» **Exercise requirements**
Will you write out all the entries below exactly?

BEGIN Data rows

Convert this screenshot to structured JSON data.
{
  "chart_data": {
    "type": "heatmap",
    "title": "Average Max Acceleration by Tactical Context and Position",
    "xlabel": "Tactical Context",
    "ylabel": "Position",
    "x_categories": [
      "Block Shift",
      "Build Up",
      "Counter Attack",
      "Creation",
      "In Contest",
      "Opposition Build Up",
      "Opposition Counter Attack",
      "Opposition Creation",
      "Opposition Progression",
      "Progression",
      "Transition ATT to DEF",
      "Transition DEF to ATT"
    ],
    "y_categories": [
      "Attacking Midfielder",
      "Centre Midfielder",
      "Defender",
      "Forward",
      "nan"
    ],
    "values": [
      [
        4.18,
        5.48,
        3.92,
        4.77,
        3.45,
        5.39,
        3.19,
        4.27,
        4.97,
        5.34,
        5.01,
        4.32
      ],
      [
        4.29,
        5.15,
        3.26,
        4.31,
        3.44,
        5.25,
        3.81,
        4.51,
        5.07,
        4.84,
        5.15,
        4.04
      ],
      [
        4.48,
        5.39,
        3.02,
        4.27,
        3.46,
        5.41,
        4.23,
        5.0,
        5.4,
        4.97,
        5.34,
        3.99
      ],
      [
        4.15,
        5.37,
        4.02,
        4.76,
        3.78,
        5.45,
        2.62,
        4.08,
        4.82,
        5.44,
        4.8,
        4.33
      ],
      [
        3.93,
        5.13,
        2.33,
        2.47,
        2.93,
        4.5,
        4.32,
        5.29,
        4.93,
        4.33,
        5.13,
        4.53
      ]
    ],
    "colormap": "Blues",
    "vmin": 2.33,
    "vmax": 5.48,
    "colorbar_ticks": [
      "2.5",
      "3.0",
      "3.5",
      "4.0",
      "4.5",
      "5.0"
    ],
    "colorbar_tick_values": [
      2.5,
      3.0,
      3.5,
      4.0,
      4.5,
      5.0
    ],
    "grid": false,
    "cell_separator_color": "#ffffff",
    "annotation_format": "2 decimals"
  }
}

END Data rows

» **Answer to the problem**
Convert this screenshot to structured JSON data.
{
  "chart_data": {
    "type": "heatmap",
    "title": "Average Max Acceleration by Tactical Context and Position",
    "xlabel": "Tactical Context",
    "ylabel": "Position",
    "x_categories": [
      "Block Shift",
      "Build Up",
      "Counter Attack",
      "Creation",
      "In Contest",
      "Opposition Build Up",
      "Opposition Counter Attack",
      "Opposition Creation",
      "Opposition Progression",
      "Progression",
      "Transition ATT to DEF",
      "Transition DEF to ATT"
    ],
    "y_categories": [
      "Attacking Midfielder",
      "Centre Midfielder",
      "Defender",
      "Forward",
      "nan"
    ],
    "values": [
      [
        4.18,
        5.48,
        3.92,
        4.77,
        3.45,
        5.39,
        3.19,
        4.27,
        4.97,
        5.34,
        5.01,
        4.32
      ],
      [
        4.29,
        5.15,
        3.26,
        4.31,
        3.44,
        5.25,
        3.81,
        4.51,
        5.07,
        4.84,
        5.15,
        4.04
      ],
      [
        4.48,
        5.39,
        3.02,
        4.27,
        3.46,
        5.41,
        4.23,
        5.0,
        5.4,
        4.97,
        5.34,
        3.99
      ],
      [
        4.15,
        5.37,
        4.02,
        4.76,
        3.78,
        5.45,
        2.62,
        4.08,
        4.82,
        5.44,
        4.8,
        4.33
      ],
      [
        3.93,
        5.13,
        2.33,
        2.47,
        2.93,
        4.5,
        4.32,
        5.29,
        4.93,
        4.33,
        5.13,
        4.53
      ]
    ],
    "colormap": "Blues",
    "vmin": 2.33,
    "vmax": 5.48,
    "colorbar_ticks": [
      "2.5",
      "3.0",
      "3.5",
      "4.0",
      "4.5",
      "5.0"
    ],
    "colorbar_tick_values": [
      2.5,
      3.0,
      3.5,
      4.0,
      4.5,
      5.0
    ],
    "grid": false,
    "cell_separator_color": "#ffffff",
    "annotation_format": "2 decimals"
  }
}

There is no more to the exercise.